» Exercise goal
All lines from the entries below that contain the string "compounds" should be copied out.
——
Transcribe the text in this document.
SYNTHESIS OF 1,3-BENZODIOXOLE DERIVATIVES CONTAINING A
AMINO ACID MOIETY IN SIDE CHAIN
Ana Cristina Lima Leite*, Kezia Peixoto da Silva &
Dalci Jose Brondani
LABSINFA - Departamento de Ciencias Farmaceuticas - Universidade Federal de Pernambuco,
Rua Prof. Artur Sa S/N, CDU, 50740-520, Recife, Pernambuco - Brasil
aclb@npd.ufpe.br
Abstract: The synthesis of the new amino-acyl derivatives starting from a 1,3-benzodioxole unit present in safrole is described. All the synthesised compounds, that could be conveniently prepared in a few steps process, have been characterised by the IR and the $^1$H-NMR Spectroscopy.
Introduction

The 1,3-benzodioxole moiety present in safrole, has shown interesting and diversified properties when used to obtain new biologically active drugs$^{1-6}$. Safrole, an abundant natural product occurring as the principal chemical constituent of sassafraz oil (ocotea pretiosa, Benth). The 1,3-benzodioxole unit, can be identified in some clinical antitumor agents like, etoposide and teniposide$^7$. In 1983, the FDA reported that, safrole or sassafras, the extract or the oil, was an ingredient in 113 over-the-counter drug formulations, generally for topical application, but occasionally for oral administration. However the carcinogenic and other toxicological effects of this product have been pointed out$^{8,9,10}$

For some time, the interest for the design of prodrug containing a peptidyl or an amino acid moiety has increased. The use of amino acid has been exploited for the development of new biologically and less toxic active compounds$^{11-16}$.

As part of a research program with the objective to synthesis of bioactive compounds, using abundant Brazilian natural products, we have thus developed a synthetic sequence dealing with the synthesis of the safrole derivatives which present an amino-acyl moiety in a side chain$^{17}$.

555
——
» Final answer
Abstract: The synthesis of the new amino-acyl derivatives starting from a 1,3-benzodioxole unit present in safrole is described. All the synthesised compounds, that could be conveniently prepared in a few steps process, have been characterised by the IR and the $^1$H-NMR Spectroscopy.
For some time, the interest for the design of prodrug containing a peptidyl or an amino acid moiety has increased. The use of amino acid has been exploited for the development of new biologically and less toxic active compounds$^{11-16}$.
As part of a research program with the objective to synthesis of bioactive compounds, using abundant Brazilian natural products, we have thus developed a synthetic sequence dealing with the synthesis of the safrole derivatives which present an amino-acyl moiety in a side chain$^{17}$.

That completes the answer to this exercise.